:: Source material ::
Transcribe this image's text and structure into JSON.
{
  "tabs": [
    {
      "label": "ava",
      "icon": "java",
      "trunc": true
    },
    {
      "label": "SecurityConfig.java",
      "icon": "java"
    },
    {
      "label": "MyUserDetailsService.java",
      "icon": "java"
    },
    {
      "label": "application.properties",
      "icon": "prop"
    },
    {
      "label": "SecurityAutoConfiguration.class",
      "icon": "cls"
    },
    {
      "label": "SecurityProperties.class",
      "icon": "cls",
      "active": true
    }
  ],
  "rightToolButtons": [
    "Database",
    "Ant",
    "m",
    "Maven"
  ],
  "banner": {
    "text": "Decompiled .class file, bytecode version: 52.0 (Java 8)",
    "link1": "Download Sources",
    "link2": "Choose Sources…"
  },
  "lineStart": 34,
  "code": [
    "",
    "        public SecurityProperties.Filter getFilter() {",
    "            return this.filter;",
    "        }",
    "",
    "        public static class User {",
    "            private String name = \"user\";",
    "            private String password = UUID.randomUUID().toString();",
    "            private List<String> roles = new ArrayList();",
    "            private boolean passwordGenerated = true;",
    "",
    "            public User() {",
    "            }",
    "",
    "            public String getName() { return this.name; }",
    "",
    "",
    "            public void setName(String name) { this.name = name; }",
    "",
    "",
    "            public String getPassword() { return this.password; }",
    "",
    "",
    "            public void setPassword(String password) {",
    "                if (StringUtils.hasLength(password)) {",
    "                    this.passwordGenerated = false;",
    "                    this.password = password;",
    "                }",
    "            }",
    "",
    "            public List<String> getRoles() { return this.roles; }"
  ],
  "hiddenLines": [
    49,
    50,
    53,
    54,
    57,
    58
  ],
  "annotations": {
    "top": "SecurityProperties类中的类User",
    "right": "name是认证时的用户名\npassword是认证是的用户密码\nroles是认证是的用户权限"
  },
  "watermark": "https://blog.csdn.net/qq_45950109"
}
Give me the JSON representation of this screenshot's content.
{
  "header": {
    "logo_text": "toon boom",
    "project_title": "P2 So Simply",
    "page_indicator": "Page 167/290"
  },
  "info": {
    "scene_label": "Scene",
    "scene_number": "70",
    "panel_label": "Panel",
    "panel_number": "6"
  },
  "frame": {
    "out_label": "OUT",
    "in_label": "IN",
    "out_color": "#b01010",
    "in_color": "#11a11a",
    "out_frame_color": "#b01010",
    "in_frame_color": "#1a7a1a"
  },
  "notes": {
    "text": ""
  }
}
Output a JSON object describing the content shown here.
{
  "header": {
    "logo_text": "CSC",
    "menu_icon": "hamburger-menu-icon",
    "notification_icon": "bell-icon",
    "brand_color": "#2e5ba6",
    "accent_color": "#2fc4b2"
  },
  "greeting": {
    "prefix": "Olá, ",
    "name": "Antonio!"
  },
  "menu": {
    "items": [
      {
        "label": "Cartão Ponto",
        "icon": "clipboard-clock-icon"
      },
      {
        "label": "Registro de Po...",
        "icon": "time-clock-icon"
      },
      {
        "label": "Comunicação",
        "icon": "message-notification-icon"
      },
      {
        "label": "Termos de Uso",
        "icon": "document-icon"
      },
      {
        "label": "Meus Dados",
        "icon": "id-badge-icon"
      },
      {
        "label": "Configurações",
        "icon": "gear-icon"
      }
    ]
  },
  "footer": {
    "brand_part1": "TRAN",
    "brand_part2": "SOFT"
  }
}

:: Directions for this task ::
Print again each line of the listing above, exactly as it appears.

:: Result ::
Transcribe this image's text and structure into JSON.
{
  "tabs": [
    {
      "label": "ava",
      "icon": "java",
      "trunc": true
    },
    {
      "label": "SecurityConfig.java",
      "icon": "java"
    },
    {
      "label": "MyUserDetailsService.java",
      "icon": "java"
    },
    {
      "label": "application.properties",
      "icon": "prop"
    },
    {
      "label": "SecurityAutoConfiguration.class",
      "icon": "cls"
    },
    {
      "label": "SecurityProperties.class",
      "icon": "cls",
      "active": true
    }
  ],
  "rightToolButtons": [
    "Database",
    "Ant",
    "m",
    "Maven"
  ],
  "banner": {
    "text": "Decompiled .class file, bytecode version: 52.0 (Java 8)",
    "link1": "Download Sources",
    "link2": "Choose Sources…"
  },
  "lineStart": 34,
  "code": [
    "",
    "        public SecurityProperties.Filter getFilter() {",
    "            return this.filter;",
    "        }",
    "",
    "        public static class User {",
    "            private String name = \"user\";",
    "            private String password = UUID.randomUUID().toString();",
    "            private List<String> roles = new ArrayList();",
    "            private boolean passwordGenerated = true;",
    "",
    "            public User() {",
    "            }",
    "",
    "            public String getName() { return this.name; }",
    "",
    "",
    "            public void setName(String name) { this.name = name; }",
    "",
    "",
    "            public String getPassword() { return this.password; }",
    "",
    "",
    "            public void setPassword(String password) {",
    "                if (StringUtils.hasLength(password)) {",
    "                    this.passwordGenerated = false;",
    "                    this.password = password;",
    "                }",
    "            }",
    "",
    "            public List<String> getRoles() { return this.roles; }"
  ],
  "hiddenLines": [
    49,
    50,
    53,
    54,
    57,
    58
  ],
  "annotations": {
    "top": "SecurityProperties类中的类User",
    "right": "name是认证时的用户名\npassword是认证是的用户密码\nroles是认证是的用户权限"
  },
  "watermark": "https://blog.csdn.net/qq_45950109"
}
Give me the JSON representation of this screenshot's content.
{
  "header": {
    "logo_text": "toon boom",
    "project_title": "P2 So Simply",
    "page_indicator": "Page 167/290"
  },
  "info": {
    "scene_label": "Scene",
    "scene_number": "70",
    "panel_label": "Panel",
    "panel_number": "6"
  },
  "frame": {
    "out_label": "OUT",
    "in_label": "IN",
    "out_color": "#b01010",
    "in_color": "#11a11a",
    "out_frame_color": "#b01010",
    "in_frame_color": "#1a7a1a"
  },
  "notes": {
    "text": ""
  }
}
Output a JSON object describing the content shown here.
{
  "header": {
    "logo_text": "CSC",
    "menu_icon": "hamburger-menu-icon",
    "notification_icon": "bell-icon",
    "brand_color": "#2e5ba6",
    "accent_color": "#2fc4b2"
  },
  "greeting": {
    "prefix": "Olá, ",
    "name": "Antonio!"
  },
  "menu": {
    "items": [
      {
        "label": "Cartão Ponto",
        "icon": "clipboard-clock-icon"
      },
      {
        "label": "Registro de Po...",
        "icon": "time-clock-icon"
      },
      {
        "label": "Comunicação",
        "icon": "message-notification-icon"
      },
      {
        "label": "Termos de Uso",
        "icon": "document-icon"
      },
      {
        "label": "Meus Dados",
        "icon": "id-badge-icon"
      },
      {
        "label": "Configurações",
        "icon": "gear-icon"
      }
    ]
  },
  "footer": {
    "brand_part1": "TRAN",
    "brand_part2": "SOFT"
  }
}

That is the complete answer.